(Source data)
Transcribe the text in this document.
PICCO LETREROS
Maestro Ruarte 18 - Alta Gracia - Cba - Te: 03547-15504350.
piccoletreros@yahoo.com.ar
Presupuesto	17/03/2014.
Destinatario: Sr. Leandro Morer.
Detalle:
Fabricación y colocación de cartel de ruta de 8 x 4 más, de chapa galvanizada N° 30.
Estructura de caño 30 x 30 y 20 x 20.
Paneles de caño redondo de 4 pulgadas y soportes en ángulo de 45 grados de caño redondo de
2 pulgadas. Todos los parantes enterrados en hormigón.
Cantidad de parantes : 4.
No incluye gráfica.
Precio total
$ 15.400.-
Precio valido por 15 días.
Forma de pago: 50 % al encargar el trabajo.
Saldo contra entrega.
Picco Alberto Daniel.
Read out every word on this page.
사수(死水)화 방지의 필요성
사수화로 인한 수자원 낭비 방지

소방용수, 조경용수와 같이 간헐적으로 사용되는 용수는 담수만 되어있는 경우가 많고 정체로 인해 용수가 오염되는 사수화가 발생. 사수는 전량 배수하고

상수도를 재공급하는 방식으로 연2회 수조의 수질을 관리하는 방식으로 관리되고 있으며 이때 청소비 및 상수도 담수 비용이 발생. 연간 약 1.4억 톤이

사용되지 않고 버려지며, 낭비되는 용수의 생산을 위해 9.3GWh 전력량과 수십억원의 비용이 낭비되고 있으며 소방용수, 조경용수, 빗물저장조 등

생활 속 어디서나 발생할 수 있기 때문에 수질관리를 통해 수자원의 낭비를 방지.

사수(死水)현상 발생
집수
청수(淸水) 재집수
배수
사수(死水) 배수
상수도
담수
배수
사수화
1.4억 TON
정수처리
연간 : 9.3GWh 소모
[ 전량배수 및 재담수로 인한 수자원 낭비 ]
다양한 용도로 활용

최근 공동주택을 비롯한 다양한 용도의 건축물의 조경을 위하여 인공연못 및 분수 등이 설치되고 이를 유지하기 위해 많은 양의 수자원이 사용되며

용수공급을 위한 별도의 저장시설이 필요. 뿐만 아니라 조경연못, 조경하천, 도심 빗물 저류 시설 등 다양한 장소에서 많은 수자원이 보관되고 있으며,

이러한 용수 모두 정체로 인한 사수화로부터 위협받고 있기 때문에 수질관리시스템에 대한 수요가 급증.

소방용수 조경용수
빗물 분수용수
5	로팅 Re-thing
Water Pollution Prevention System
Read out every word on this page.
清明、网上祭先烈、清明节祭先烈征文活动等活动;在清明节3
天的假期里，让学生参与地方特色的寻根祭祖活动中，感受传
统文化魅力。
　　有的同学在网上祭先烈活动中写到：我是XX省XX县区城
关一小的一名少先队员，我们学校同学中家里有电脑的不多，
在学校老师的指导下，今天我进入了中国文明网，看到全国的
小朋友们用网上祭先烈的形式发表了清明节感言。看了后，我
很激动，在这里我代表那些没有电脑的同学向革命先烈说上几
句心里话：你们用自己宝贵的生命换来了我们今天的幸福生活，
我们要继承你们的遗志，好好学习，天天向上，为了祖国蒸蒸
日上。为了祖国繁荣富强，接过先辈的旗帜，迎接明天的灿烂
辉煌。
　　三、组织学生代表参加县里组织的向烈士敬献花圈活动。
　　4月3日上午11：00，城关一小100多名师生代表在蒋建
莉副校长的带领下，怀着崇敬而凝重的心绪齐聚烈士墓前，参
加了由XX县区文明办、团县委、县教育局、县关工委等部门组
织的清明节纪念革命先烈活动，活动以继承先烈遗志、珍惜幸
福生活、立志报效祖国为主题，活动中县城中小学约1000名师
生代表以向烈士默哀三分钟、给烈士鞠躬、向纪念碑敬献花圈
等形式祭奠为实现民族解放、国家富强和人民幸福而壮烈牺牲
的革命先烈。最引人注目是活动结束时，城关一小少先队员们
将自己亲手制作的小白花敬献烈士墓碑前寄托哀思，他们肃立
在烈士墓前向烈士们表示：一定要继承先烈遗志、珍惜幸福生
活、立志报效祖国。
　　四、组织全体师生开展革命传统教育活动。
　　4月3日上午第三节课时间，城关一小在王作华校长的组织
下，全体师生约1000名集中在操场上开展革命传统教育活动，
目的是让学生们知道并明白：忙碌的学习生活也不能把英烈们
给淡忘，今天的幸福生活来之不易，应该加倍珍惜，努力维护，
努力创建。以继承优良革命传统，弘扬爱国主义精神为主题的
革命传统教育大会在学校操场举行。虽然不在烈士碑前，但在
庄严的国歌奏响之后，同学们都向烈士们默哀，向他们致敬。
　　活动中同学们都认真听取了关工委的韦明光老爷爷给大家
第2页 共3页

▸ **WRITTEN TASK**
Report each line of the material above where the word "소방용수" appears.

▸ **RESULT BELOW**
소방용수, 조경용수와 같이 간헐적으로 사용되는 용수는 담수만 되어있는 경우가 많고 정체로 인해 용수가 오염되는 사수화가 발생. 사수는 전량 배수하고
사용되지 않고 버려지며, 낭비되는 용수의 생산을 위해 9.3GWh 전력량과 수십억원의 비용이 낭비되고 있으며 소방용수, 조경용수, 빗물저장조 등
소방용수 조경용수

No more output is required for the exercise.